## SHORT TASK
Every line of the material that follows must be printed again exactly.

## SUPPLIED MATERIAL

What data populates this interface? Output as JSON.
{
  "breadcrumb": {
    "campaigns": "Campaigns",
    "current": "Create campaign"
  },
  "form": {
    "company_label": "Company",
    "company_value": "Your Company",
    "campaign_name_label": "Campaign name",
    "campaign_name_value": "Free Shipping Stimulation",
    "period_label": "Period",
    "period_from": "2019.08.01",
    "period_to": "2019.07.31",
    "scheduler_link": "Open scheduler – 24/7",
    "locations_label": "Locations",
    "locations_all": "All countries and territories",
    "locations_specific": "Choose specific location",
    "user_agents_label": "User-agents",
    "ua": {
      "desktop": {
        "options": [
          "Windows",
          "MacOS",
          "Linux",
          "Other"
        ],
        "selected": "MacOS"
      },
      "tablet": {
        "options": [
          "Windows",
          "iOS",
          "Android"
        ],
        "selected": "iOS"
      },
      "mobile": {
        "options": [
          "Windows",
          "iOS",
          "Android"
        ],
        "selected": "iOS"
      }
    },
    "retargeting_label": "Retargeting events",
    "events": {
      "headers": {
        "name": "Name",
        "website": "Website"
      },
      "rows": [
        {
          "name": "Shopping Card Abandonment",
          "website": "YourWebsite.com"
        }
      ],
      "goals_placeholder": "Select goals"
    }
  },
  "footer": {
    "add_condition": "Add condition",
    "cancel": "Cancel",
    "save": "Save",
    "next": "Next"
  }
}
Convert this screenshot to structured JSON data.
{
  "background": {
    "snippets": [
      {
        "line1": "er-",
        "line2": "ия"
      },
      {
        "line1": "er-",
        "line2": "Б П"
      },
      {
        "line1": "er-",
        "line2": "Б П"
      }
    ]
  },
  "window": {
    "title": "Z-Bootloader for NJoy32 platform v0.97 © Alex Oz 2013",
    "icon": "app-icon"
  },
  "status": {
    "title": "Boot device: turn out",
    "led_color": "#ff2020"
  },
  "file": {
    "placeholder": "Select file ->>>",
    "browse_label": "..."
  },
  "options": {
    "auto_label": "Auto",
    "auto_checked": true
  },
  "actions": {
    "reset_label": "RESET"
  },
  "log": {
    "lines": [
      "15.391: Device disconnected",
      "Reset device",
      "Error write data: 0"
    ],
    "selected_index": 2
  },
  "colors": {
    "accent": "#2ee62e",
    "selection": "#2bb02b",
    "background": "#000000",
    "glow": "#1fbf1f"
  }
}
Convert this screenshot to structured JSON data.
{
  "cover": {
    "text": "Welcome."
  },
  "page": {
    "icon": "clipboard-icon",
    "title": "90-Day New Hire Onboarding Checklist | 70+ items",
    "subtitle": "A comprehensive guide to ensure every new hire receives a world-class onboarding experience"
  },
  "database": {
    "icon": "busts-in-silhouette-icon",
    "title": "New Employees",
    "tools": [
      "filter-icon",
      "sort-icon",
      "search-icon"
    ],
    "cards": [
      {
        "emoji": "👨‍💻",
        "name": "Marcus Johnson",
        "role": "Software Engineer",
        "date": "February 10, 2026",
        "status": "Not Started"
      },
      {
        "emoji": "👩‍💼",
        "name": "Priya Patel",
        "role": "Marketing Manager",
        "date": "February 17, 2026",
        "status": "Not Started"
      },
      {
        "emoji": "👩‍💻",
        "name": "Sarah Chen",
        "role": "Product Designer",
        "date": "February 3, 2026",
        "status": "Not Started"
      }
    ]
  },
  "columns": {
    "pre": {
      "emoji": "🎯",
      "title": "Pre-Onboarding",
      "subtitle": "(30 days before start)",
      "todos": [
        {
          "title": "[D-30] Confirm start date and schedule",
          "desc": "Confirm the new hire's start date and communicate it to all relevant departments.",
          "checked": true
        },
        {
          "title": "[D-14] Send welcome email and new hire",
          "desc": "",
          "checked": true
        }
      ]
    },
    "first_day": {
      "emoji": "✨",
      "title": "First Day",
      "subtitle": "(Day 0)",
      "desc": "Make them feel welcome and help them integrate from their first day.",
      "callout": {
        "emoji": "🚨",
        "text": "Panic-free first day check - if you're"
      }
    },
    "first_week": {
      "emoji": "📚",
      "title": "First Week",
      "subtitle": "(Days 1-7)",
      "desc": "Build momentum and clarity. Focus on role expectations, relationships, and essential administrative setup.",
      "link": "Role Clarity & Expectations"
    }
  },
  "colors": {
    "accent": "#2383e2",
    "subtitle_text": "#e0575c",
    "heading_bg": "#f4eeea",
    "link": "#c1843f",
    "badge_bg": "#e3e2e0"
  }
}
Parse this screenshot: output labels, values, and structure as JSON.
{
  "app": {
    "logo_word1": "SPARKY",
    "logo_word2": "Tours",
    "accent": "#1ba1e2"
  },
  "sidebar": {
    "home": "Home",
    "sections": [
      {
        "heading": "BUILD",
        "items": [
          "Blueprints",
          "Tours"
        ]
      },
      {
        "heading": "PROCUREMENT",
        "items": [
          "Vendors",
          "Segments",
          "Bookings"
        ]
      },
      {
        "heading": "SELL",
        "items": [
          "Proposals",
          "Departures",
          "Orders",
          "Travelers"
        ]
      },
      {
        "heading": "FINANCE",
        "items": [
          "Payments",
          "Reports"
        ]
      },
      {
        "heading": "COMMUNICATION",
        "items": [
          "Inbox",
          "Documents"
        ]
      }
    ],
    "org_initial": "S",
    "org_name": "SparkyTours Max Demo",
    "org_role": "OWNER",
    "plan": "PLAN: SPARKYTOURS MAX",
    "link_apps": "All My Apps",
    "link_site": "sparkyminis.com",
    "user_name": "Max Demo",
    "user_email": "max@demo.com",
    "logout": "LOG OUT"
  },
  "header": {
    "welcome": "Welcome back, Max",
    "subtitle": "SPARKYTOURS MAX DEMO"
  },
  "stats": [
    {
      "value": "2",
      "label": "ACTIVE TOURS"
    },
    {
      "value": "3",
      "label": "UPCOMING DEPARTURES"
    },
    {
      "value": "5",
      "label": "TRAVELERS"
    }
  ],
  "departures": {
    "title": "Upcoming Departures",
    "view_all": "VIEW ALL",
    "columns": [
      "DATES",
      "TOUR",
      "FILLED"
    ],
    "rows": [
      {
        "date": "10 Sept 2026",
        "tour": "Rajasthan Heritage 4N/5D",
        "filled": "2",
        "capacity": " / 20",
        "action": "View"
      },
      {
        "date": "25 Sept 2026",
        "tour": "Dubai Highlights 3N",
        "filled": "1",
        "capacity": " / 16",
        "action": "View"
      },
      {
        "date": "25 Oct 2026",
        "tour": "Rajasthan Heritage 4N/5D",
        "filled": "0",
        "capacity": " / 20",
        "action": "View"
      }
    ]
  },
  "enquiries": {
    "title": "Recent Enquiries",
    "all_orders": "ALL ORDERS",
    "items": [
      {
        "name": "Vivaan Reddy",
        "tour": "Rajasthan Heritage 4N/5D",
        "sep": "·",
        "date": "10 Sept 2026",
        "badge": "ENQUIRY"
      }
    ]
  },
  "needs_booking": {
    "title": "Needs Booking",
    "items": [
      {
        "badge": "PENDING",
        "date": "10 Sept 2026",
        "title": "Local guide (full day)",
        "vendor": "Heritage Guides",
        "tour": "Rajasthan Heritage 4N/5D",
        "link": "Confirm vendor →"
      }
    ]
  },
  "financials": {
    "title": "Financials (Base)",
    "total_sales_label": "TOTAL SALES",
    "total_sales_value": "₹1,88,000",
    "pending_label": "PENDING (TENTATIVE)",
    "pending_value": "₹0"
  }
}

## SOLVED EXERCISE
What data populates this interface? Output as JSON.
{
  "breadcrumb": {
    "campaigns": "Campaigns",
    "current": "Create campaign"
  },
  "form": {
    "company_label": "Company",
    "company_value": "Your Company",
    "campaign_name_label": "Campaign name",
    "campaign_name_value": "Free Shipping Stimulation",
    "period_label": "Period",
    "period_from": "2019.08.01",
    "period_to": "2019.07.31",
    "scheduler_link": "Open scheduler – 24/7",
    "locations_label": "Locations",
    "locations_all": "All countries and territories",
    "locations_specific": "Choose specific location",
    "user_agents_label": "User-agents",
    "ua": {
      "desktop": {
        "options": [
          "Windows",
          "MacOS",
          "Linux",
          "Other"
        ],
        "selected": "MacOS"
      },
      "tablet": {
        "options": [
          "Windows",
          "iOS",
          "Android"
        ],
        "selected": "iOS"
      },
      "mobile": {
        "options": [
          "Windows",
          "iOS",
          "Android"
        ],
        "selected": "iOS"
      }
    },
    "retargeting_label": "Retargeting events",
    "events": {
      "headers": {
        "name": "Name",
        "website": "Website"
      },
      "rows": [
        {
          "name": "Shopping Card Abandonment",
          "website": "YourWebsite.com"
        }
      ],
      "goals_placeholder": "Select goals"
    }
  },
  "footer": {
    "add_condition": "Add condition",
    "cancel": "Cancel",
    "save": "Save",
    "next": "Next"
  }
}
Convert this screenshot to structured JSON data.
{
  "background": {
    "snippets": [
      {
        "line1": "er-",
        "line2": "ия"
      },
      {
        "line1": "er-",
        "line2": "Б П"
      },
      {
        "line1": "er-",
        "line2": "Б П"
      }
    ]
  },
  "window": {
    "title": "Z-Bootloader for NJoy32 platform v0.97 © Alex Oz 2013",
    "icon": "app-icon"
  },
  "status": {
    "title": "Boot device: turn out",
    "led_color": "#ff2020"
  },
  "file": {
    "placeholder": "Select file ->>>",
    "browse_label": "..."
  },
  "options": {
    "auto_label": "Auto",
    "auto_checked": true
  },
  "actions": {
    "reset_label": "RESET"
  },
  "log": {
    "lines": [
      "15.391: Device disconnected",
      "Reset device",
      "Error write data: 0"
    ],
    "selected_index": 2
  },
  "colors": {
    "accent": "#2ee62e",
    "selection": "#2bb02b",
    "background": "#000000",
    "glow": "#1fbf1f"
  }
}
Convert this screenshot to structured JSON data.
{
  "cover": {
    "text": "Welcome."
  },
  "page": {
    "icon": "clipboard-icon",
    "title": "90-Day New Hire Onboarding Checklist | 70+ items",
    "subtitle": "A comprehensive guide to ensure every new hire receives a world-class onboarding experience"
  },
  "database": {
    "icon": "busts-in-silhouette-icon",
    "title": "New Employees",
    "tools": [
      "filter-icon",
      "sort-icon",
      "search-icon"
    ],
    "cards": [
      {
        "emoji": "👨‍💻",
        "name": "Marcus Johnson",
        "role": "Software Engineer",
        "date": "February 10, 2026",
        "status": "Not Started"
      },
      {
        "emoji": "👩‍💼",
        "name": "Priya Patel",
        "role": "Marketing Manager",
        "date": "February 17, 2026",
        "status": "Not Started"
      },
      {
        "emoji": "👩‍💻",
        "name": "Sarah Chen",
        "role": "Product Designer",
        "date": "February 3, 2026",
        "status": "Not Started"
      }
    ]
  },
  "columns": {
    "pre": {
      "emoji": "🎯",
      "title": "Pre-Onboarding",
      "subtitle": "(30 days before start)",
      "todos": [
        {
          "title": "[D-30] Confirm start date and schedule",
          "desc": "Confirm the new hire's start date and communicate it to all relevant departments.",
          "checked": true
        },
        {
          "title": "[D-14] Send welcome email and new hire",
          "desc": "",
          "checked": true
        }
      ]
    },
    "first_day": {
      "emoji": "✨",
      "title": "First Day",
      "subtitle": "(Day 0)",
      "desc": "Make them feel welcome and help them integrate from their first day.",
      "callout": {
        "emoji": "🚨",
        "text": "Panic-free first day check - if you're"
      }
    },
    "first_week": {
      "emoji": "📚",
      "title": "First Week",
      "subtitle": "(Days 1-7)",
      "desc": "Build momentum and clarity. Focus on role expectations, relationships, and essential administrative setup.",
      "link": "Role Clarity & Expectations"
    }
  },
  "colors": {
    "accent": "#2383e2",
    "subtitle_text": "#e0575c",
    "heading_bg": "#f4eeea",
    "link": "#c1843f",
    "badge_bg": "#e3e2e0"
  }
}
Parse this screenshot: output labels, values, and structure as JSON.
{
  "app": {
    "logo_word1": "SPARKY",
    "logo_word2": "Tours",
    "accent": "#1ba1e2"
  },
  "sidebar": {
    "home": "Home",
    "sections": [
      {
        "heading": "BUILD",
        "items": [
          "Blueprints",
          "Tours"
        ]
      },
      {
        "heading": "PROCUREMENT",
        "items": [
          "Vendors",
          "Segments",
          "Bookings"
        ]
      },
      {
        "heading": "SELL",
        "items": [
          "Proposals",
          "Departures",
          "Orders",
          "Travelers"
        ]
      },
      {
        "heading": "FINANCE",
        "items": [
          "Payments",
          "Reports"
        ]
      },
      {
        "heading": "COMMUNICATION",
        "items": [
          "Inbox",
          "Documents"
        ]
      }
    ],
    "org_initial": "S",
    "org_name": "SparkyTours Max Demo",
    "org_role": "OWNER",
    "plan": "PLAN: SPARKYTOURS MAX",
    "link_apps": "All My Apps",
    "link_site": "sparkyminis.com",
    "user_name": "Max Demo",
    "user_email": "max@demo.com",
    "logout": "LOG OUT"
  },
  "header": {
    "welcome": "Welcome back, Max",
    "subtitle": "SPARKYTOURS MAX DEMO"
  },
  "stats": [
    {
      "value": "2",
      "label": "ACTIVE TOURS"
    },
    {
      "value": "3",
      "label": "UPCOMING DEPARTURES"
    },
    {
      "value": "5",
      "label": "TRAVELERS"
    }
  ],
  "departures": {
    "title": "Upcoming Departures",
    "view_all": "VIEW ALL",
    "columns": [
      "DATES",
      "TOUR",
      "FILLED"
    ],
    "rows": [
      {
        "date": "10 Sept 2026",
        "tour": "Rajasthan Heritage 4N/5D",
        "filled": "2",
        "capacity": " / 20",
        "action": "View"
      },
      {
        "date": "25 Sept 2026",
        "tour": "Dubai Highlights 3N",
        "filled": "1",
        "capacity": " / 16",
        "action": "View"
      },
      {
        "date": "25 Oct 2026",
        "tour": "Rajasthan Heritage 4N/5D",
        "filled": "0",
        "capacity": " / 20",
        "action": "View"
      }
    ]
  },
  "enquiries": {
    "title": "Recent Enquiries",
    "all_orders": "ALL ORDERS",
    "items": [
      {
        "name": "Vivaan Reddy",
        "tour": "Rajasthan Heritage 4N/5D",
        "sep": "·",
        "date": "10 Sept 2026",
        "badge": "ENQUIRY"
      }
    ]
  },
  "needs_booking": {
    "title": "Needs Booking",
    "items": [
      {
        "badge": "PENDING",
        "date": "10 Sept 2026",
        "title": "Local guide (full day)",
        "vendor": "Heritage Guides",
        "tour": "Rajasthan Heritage 4N/5D",
        "link": "Confirm vendor →"
      }
    ]
  },
  "financials": {
    "title": "Financials (Base)",
    "total_sales_label": "TOTAL SALES",
    "total_sales_value": "₹1,88,000",
    "pending_label": "PENDING (TENTATIVE)",
    "pending_value": "₹0"
  }
}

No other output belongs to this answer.